Recorded data
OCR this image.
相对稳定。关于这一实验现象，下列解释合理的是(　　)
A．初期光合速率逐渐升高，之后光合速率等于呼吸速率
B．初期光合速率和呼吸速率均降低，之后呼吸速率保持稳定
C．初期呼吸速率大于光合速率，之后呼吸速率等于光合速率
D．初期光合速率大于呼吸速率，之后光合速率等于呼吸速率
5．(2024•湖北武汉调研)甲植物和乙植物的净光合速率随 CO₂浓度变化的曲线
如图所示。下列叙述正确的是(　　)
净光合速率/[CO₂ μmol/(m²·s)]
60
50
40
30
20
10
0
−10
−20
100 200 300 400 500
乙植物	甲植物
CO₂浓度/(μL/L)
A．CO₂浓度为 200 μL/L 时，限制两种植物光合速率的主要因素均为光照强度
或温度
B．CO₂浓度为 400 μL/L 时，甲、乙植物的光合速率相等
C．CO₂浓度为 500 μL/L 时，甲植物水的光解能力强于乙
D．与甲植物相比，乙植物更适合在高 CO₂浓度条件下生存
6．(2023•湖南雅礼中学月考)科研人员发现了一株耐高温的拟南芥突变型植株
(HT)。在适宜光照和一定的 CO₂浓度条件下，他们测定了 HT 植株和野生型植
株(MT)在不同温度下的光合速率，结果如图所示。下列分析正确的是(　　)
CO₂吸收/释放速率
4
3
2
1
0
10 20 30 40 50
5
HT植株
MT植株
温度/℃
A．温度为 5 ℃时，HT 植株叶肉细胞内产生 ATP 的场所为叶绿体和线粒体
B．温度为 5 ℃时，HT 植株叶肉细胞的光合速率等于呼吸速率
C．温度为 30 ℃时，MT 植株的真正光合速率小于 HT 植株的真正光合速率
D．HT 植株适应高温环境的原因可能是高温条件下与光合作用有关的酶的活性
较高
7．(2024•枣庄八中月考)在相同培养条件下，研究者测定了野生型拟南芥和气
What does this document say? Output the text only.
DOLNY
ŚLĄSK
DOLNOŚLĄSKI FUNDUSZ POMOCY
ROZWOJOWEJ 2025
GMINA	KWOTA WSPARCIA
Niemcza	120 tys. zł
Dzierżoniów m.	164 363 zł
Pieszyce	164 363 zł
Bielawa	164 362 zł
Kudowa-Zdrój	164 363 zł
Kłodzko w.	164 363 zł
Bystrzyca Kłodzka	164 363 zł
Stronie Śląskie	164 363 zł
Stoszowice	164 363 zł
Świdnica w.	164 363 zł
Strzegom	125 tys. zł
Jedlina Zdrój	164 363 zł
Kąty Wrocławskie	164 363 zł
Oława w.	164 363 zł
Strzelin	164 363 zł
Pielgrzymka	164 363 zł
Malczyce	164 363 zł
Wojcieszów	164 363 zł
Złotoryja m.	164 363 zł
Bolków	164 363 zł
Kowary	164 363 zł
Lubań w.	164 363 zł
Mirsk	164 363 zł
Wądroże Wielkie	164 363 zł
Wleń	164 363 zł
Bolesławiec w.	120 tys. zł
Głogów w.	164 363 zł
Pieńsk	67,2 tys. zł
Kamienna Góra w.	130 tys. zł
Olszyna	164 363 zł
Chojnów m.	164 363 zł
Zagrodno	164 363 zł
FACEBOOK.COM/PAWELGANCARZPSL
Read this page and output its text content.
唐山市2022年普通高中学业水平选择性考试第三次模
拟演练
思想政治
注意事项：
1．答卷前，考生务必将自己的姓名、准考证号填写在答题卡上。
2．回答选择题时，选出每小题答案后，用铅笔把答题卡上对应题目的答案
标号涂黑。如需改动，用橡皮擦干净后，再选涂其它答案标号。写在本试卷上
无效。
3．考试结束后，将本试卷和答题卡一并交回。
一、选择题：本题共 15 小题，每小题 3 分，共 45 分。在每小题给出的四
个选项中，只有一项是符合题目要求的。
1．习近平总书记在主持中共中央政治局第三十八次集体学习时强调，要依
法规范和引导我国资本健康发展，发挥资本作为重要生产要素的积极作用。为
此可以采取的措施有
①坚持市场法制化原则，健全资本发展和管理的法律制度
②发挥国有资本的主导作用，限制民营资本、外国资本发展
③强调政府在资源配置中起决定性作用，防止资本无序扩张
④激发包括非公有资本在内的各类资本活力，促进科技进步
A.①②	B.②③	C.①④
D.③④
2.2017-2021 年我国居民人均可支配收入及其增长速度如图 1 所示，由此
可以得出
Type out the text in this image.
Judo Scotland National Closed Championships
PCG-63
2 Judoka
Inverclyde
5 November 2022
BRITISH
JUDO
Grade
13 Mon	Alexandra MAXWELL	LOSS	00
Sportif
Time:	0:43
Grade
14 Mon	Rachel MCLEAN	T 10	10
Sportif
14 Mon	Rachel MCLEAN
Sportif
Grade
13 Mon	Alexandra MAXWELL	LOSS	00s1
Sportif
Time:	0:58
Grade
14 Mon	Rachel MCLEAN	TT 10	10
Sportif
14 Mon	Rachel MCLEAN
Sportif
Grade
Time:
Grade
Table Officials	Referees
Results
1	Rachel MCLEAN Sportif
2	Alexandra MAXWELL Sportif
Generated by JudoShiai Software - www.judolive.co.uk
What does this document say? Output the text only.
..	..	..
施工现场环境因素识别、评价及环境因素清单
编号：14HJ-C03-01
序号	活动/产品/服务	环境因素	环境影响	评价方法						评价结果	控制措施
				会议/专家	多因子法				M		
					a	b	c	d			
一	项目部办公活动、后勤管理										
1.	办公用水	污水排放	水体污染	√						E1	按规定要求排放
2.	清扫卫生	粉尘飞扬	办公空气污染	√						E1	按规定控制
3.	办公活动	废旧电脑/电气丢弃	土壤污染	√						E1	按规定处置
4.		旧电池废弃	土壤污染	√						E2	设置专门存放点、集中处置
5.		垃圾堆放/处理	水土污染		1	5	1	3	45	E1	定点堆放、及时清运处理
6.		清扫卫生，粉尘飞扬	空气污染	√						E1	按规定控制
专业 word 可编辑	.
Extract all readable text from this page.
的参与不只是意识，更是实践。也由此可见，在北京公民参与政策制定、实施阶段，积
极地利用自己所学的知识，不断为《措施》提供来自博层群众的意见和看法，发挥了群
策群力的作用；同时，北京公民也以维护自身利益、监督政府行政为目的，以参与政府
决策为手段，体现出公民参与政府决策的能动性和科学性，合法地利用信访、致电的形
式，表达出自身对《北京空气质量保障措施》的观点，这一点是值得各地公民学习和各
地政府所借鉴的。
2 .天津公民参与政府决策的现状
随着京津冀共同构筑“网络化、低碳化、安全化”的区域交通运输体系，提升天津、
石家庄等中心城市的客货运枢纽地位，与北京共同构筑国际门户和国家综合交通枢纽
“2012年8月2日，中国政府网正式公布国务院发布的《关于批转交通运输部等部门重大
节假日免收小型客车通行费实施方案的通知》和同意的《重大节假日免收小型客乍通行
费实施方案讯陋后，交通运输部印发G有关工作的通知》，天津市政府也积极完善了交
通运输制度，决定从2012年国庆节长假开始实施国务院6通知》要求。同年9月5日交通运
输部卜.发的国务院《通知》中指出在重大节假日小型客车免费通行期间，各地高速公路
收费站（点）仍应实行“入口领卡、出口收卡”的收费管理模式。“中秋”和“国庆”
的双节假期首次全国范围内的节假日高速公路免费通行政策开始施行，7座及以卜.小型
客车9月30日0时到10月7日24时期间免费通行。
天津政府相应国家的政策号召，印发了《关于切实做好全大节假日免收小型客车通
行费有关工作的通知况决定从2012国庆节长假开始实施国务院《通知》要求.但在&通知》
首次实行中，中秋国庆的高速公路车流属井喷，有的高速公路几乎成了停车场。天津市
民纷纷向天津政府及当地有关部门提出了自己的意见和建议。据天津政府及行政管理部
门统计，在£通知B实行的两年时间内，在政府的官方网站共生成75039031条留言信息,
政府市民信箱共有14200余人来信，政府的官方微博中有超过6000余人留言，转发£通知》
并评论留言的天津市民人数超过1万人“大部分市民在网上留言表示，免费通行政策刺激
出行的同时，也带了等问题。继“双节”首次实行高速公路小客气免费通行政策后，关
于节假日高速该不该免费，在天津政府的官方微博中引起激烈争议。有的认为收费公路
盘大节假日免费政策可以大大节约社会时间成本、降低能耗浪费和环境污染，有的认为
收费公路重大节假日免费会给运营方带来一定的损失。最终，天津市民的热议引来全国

Objective — Select and copy every line from the records that includes the word "Rachel".

The answer —
14 Mon	Rachel MCLEAN	T 10	10
14 Mon	Rachel MCLEAN
14 Mon	Rachel MCLEAN	TT 10	10
14 Mon	Rachel MCLEAN
1	Rachel MCLEAN Sportif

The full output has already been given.